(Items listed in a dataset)
>>>

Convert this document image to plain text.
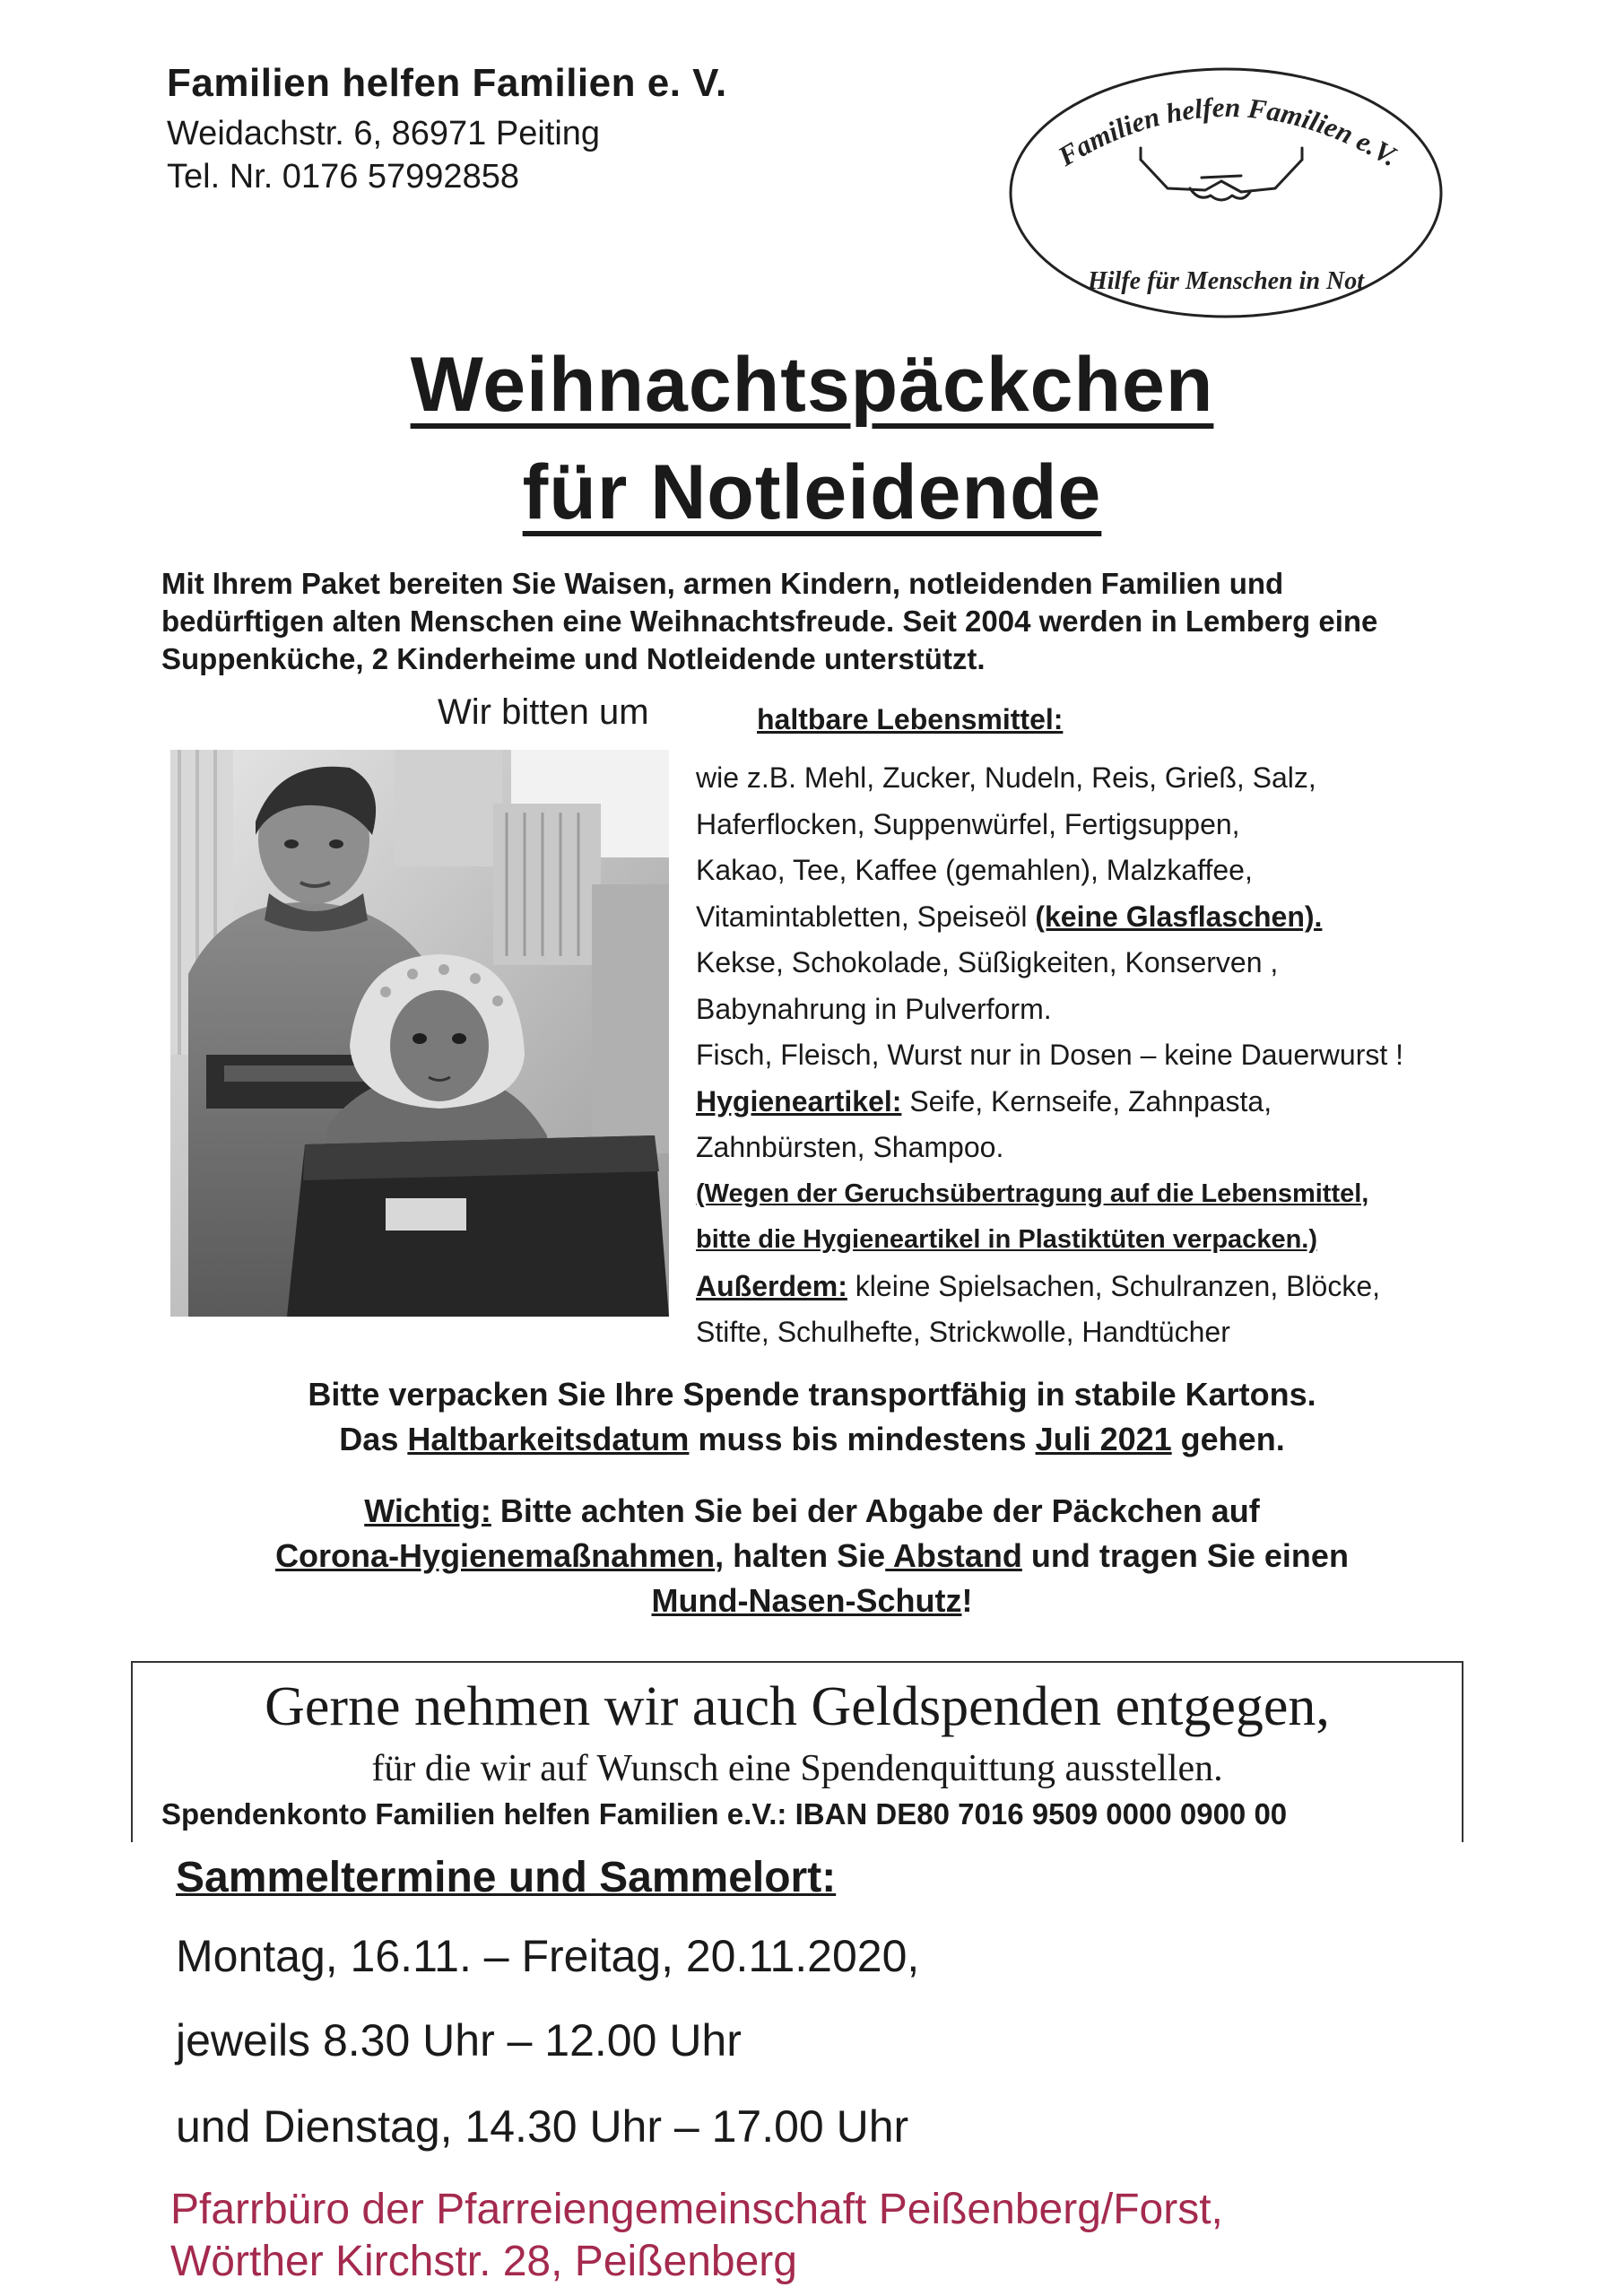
Familien helfen Familien e. V.
Weidachstr. 6, 86971 Peiting
Tel. Nr. 0176 57992858
Familien helfen Familien e.V.
Hilfe für Menschen in Not
Weihnachtspäckchen
für Notleidende
Mit Ihrem Paket bereiten Sie Waisen, armen Kindern, notleidenden Familien und
bedürftigen alten Menschen eine Weihnachtsfreude. Seit 2004 werden in Lemberg eine
Suppenküche, 2 Kinderheime und Notleidende unterstützt.
Wir bitten um	haltbare Lebensmittel:
wie z.B. Mehl, Zucker, Nudeln, Reis, Grieß, Salz,
Haferflocken, Suppenwürfel, Fertigsuppen,
Kakao, Tee, Kaffee (gemahlen), Malzkaffee,
Vitamintabletten, Speiseöl (keine Glasflaschen).
Kekse, Schokolade, Süßigkeiten, Konserven ,
Babynahrung in Pulverform.
Fisch, Fleisch, Wurst nur in Dosen – keine Dauerwurst !
Hygieneartikel: Seife, Kernseife, Zahnpasta,
Zahnbürsten, Shampoo.
(Wegen der Geruchsübertragung auf die Lebensmittel,
bitte die Hygieneartikel in Plastiktüten verpacken.)
Außerdem: kleine Spielsachen, Schulranzen, Blöcke,
Stifte, Schulhefte, Strickwolle, Handtücher
Bitte verpacken Sie Ihre Spende transportfähig in stabile Kartons.
Das Haltbarkeitsdatum muss bis mindestens Juli 2021 gehen.
Wichtig: Bitte achten Sie bei der Abgabe der Päckchen auf
Corona-Hygienemaßnahmen, halten Sie Abstand und tragen Sie einen
Mund-Nasen-Schutz!
Gerne nehmen wir auch Geldspenden entgegen,
für die wir auf Wunsch eine Spendenquittung ausstellen.
Spendenkonto Familien helfen Familien e.V.: IBAN DE80 7016 9509 0000 0900 00
Sammeltermine und Sammelort:
Montag, 16.11. – Freitag, 20.11.2020,
jeweils 8.30 Uhr – 12.00 Uhr
und Dienstag, 14.30 Uhr – 17.00 Uhr
Pfarrbüro der Pfarreiengemeinschaft Peißenberg/Forst,
Wörther Kirchstr. 28, Peißenberg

<<<

Leave out the pictures and transcribe the entries above exactly.

Convert this document image to plain text.
Familien helfen Familien e. V.
Weidachstr. 6, 86971 Peiting
Tel. Nr. 0176 57992858
Familien helfen Familien e.V.
Hilfe für Menschen in Not
Weihnachtspäckchen
für Notleidende
Mit Ihrem Paket bereiten Sie Waisen, armen Kindern, notleidenden Familien und
bedürftigen alten Menschen eine Weihnachtsfreude. Seit 2004 werden in Lemberg eine
Suppenküche, 2 Kinderheime und Notleidende unterstützt.
Wir bitten um	haltbare Lebensmittel:
wie z.B. Mehl, Zucker, Nudeln, Reis, Grieß, Salz,
Haferflocken, Suppenwürfel, Fertigsuppen,
Kakao, Tee, Kaffee (gemahlen), Malzkaffee,
Vitamintabletten, Speiseöl (keine Glasflaschen).
Kekse, Schokolade, Süßigkeiten, Konserven ,
Babynahrung in Pulverform.
Fisch, Fleisch, Wurst nur in Dosen – keine Dauerwurst !
Hygieneartikel: Seife, Kernseife, Zahnpasta,
Zahnbürsten, Shampoo.
(Wegen der Geruchsübertragung auf die Lebensmittel,
bitte die Hygieneartikel in Plastiktüten verpacken.)
Außerdem: kleine Spielsachen, Schulranzen, Blöcke,
Stifte, Schulhefte, Strickwolle, Handtücher
Bitte verpacken Sie Ihre Spende transportfähig in stabile Kartons.
Das Haltbarkeitsdatum muss bis mindestens Juli 2021 gehen.
Wichtig: Bitte achten Sie bei der Abgabe der Päckchen auf
Corona-Hygienemaßnahmen, halten Sie Abstand und tragen Sie einen
Mund-Nasen-Schutz!
Gerne nehmen wir auch Geldspenden entgegen,
für die wir auf Wunsch eine Spendenquittung ausstellen.
Spendenkonto Familien helfen Familien e.V.: IBAN DE80 7016 9509 0000 0900 00
Sammeltermine und Sammelort:
Montag, 16.11. – Freitag, 20.11.2020,
jeweils 8.30 Uhr – 12.00 Uhr
und Dienstag, 14.30 Uhr – 17.00 Uhr
Pfarrbüro der Pfarreiengemeinschaft Peißenberg/Forst,
Wörther Kirchstr. 28, Peißenberg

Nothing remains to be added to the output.